* [SHORT PROBLEM]:
Work through the following lines and count those that hold the word "index". Reply with that number only.

* [EXERCISE DATA]:
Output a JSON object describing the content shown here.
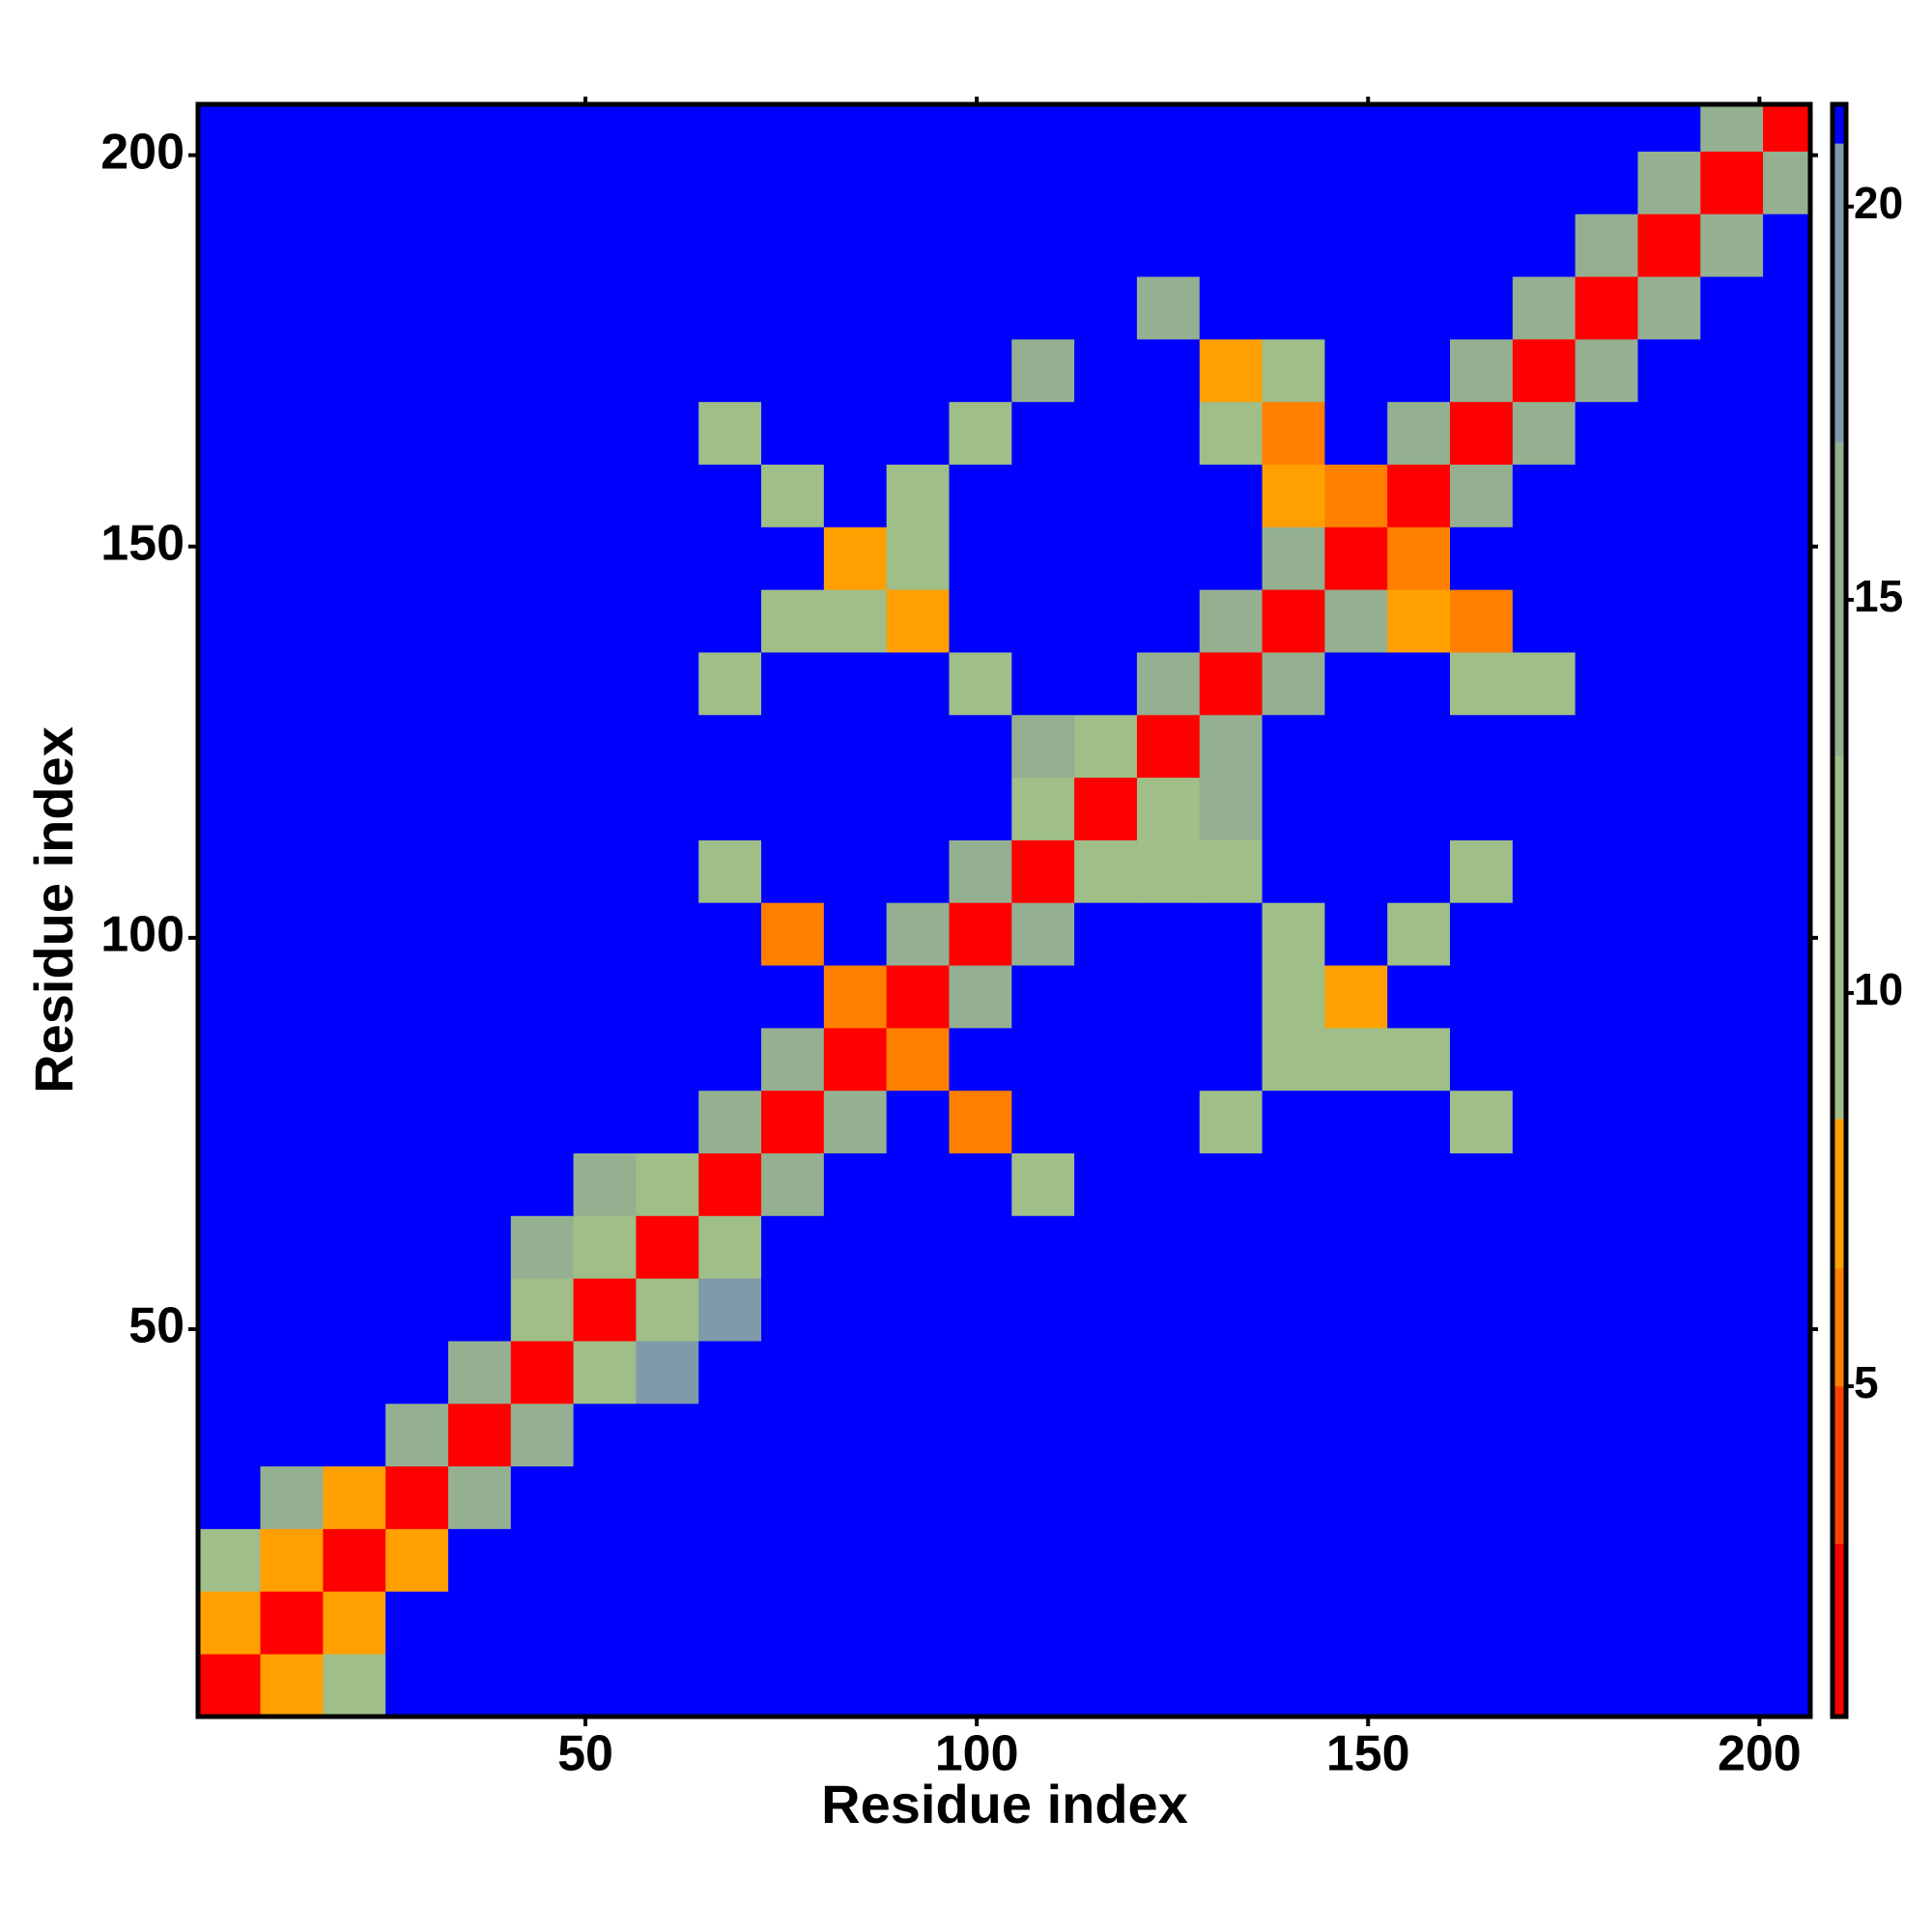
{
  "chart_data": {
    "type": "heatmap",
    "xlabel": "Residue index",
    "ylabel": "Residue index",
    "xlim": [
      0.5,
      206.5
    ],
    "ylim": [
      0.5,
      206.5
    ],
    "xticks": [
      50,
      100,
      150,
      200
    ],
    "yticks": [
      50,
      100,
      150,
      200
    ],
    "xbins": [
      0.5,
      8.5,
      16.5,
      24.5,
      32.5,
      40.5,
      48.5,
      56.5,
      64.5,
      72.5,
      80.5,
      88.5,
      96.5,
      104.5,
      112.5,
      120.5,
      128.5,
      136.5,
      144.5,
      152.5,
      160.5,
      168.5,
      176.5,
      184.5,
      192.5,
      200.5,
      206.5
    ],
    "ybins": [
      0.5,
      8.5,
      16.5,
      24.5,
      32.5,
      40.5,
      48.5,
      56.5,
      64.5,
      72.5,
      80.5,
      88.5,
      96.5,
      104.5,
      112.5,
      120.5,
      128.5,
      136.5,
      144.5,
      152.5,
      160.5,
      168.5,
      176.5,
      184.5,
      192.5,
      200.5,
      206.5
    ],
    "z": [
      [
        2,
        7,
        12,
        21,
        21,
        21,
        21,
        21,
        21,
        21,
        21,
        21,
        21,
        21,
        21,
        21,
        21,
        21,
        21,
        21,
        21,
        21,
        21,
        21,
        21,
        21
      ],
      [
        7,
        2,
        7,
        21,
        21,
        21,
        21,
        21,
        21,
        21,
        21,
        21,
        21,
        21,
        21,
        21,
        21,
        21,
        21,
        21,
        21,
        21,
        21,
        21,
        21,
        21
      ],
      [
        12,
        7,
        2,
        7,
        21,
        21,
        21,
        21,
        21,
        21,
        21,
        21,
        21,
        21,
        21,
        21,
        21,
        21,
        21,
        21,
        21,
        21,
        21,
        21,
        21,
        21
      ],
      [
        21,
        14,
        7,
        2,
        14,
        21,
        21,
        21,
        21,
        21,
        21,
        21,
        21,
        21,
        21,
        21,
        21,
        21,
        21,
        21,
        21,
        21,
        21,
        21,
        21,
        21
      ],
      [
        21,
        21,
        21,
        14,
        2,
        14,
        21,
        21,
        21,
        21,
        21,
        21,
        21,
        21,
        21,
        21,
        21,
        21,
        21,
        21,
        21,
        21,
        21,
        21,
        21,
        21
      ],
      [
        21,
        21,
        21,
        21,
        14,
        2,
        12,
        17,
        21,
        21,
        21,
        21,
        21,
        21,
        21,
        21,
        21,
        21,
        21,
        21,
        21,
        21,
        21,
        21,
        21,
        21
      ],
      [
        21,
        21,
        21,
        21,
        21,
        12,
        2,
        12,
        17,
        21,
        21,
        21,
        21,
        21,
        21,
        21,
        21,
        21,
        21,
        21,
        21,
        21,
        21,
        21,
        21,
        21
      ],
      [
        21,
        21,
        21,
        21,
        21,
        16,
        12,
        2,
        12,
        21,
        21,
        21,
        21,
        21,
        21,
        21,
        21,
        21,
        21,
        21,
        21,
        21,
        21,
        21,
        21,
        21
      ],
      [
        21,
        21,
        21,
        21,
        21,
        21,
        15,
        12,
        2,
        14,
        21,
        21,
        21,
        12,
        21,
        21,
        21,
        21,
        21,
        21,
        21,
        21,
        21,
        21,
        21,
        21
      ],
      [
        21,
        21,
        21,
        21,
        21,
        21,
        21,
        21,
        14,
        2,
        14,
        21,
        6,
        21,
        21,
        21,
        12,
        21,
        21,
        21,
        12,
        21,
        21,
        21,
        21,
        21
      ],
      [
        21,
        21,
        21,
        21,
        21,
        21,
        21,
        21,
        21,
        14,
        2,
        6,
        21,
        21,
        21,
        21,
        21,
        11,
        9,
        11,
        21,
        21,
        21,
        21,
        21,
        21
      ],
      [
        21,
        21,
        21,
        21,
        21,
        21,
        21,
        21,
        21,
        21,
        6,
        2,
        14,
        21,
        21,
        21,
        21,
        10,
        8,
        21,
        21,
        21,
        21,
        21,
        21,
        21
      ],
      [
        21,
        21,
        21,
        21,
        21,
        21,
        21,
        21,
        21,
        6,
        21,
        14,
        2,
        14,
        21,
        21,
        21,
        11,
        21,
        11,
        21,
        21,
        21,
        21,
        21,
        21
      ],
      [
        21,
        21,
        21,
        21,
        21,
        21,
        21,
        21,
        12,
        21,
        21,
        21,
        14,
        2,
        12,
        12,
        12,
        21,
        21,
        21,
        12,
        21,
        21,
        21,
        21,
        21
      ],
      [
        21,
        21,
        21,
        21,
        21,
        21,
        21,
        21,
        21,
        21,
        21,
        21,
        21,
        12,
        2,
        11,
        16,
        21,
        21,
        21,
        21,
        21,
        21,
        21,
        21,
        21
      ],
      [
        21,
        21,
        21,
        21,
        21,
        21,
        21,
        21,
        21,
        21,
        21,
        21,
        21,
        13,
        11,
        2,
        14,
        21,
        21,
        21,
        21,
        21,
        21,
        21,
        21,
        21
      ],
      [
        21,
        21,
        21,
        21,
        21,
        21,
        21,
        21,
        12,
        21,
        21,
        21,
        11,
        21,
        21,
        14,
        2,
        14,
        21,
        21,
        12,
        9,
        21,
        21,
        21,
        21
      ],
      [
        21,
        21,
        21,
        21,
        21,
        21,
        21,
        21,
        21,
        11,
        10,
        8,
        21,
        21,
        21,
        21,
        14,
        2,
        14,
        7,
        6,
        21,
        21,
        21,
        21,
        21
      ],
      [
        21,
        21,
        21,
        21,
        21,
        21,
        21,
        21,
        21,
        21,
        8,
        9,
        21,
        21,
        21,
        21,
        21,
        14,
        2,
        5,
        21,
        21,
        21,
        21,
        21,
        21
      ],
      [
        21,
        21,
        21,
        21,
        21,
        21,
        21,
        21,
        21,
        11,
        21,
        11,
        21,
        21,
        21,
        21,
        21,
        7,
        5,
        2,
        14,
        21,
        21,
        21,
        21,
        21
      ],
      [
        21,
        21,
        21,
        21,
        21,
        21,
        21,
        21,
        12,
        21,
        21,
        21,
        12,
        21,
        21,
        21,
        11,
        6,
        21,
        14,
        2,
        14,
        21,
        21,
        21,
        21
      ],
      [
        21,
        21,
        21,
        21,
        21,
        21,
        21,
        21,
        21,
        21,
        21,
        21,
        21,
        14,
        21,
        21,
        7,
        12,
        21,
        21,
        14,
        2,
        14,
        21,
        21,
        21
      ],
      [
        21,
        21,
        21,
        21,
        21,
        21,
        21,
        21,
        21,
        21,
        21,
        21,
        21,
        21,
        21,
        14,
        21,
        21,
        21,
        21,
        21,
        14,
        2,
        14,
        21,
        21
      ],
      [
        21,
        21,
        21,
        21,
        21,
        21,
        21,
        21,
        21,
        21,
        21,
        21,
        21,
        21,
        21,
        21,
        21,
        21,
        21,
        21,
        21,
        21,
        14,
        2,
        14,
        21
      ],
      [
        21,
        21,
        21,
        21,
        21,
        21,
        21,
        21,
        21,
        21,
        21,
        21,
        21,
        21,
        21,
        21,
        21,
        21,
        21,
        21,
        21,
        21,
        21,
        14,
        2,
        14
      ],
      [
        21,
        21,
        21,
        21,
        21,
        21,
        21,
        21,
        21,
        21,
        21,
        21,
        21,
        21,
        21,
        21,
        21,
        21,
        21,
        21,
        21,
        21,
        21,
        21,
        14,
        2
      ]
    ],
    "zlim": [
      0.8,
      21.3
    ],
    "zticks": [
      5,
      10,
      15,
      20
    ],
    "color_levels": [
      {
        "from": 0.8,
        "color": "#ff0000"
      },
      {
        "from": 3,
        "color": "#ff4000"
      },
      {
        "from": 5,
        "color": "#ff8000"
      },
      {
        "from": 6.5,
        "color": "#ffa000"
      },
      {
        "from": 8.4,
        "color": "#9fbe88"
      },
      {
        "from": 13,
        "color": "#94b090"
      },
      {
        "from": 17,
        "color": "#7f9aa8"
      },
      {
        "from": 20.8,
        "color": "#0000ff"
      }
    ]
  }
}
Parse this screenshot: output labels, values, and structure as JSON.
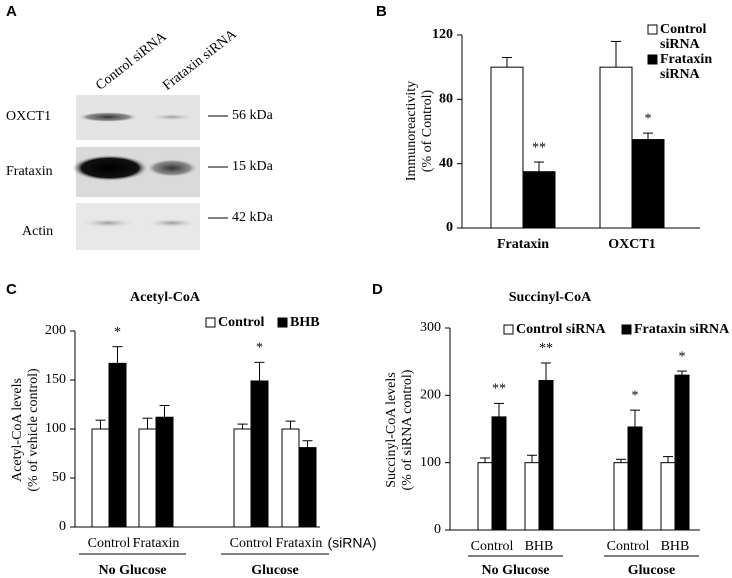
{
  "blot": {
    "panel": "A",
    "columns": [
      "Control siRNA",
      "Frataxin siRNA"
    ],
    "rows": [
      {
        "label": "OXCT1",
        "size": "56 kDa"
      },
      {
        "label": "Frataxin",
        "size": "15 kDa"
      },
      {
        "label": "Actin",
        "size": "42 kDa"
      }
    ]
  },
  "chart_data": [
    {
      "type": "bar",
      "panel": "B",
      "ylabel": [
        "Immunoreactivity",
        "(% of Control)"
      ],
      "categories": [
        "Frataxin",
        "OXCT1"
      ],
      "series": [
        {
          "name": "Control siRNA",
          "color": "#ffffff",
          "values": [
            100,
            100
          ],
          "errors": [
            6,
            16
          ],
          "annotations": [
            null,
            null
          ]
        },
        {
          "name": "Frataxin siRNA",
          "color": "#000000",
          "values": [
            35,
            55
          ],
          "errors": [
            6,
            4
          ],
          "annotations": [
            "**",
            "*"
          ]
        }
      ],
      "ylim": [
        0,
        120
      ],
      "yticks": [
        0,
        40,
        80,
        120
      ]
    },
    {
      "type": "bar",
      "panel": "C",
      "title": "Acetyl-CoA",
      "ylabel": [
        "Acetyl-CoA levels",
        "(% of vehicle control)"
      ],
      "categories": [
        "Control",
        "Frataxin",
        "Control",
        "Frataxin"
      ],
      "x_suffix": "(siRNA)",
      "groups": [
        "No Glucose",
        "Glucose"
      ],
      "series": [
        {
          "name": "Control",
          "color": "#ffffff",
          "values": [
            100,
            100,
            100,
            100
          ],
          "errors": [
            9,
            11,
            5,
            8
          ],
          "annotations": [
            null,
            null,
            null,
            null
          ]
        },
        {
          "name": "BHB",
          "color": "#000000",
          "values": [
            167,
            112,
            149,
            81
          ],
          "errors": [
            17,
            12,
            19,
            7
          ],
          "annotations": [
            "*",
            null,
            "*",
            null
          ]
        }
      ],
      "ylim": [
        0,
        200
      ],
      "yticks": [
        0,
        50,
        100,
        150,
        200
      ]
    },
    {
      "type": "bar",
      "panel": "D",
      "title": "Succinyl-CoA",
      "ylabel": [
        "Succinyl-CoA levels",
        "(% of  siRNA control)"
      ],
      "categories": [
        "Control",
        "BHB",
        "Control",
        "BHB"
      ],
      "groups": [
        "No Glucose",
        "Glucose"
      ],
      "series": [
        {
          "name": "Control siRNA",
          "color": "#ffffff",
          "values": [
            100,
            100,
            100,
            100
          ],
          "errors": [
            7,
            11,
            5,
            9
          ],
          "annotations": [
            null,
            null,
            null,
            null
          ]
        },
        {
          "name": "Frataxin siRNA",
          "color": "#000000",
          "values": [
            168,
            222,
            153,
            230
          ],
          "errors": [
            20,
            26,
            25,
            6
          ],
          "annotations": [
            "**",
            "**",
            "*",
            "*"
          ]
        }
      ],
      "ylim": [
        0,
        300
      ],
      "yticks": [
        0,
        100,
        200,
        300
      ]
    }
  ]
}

* [OUTPUT FOR THIS TASK]:
2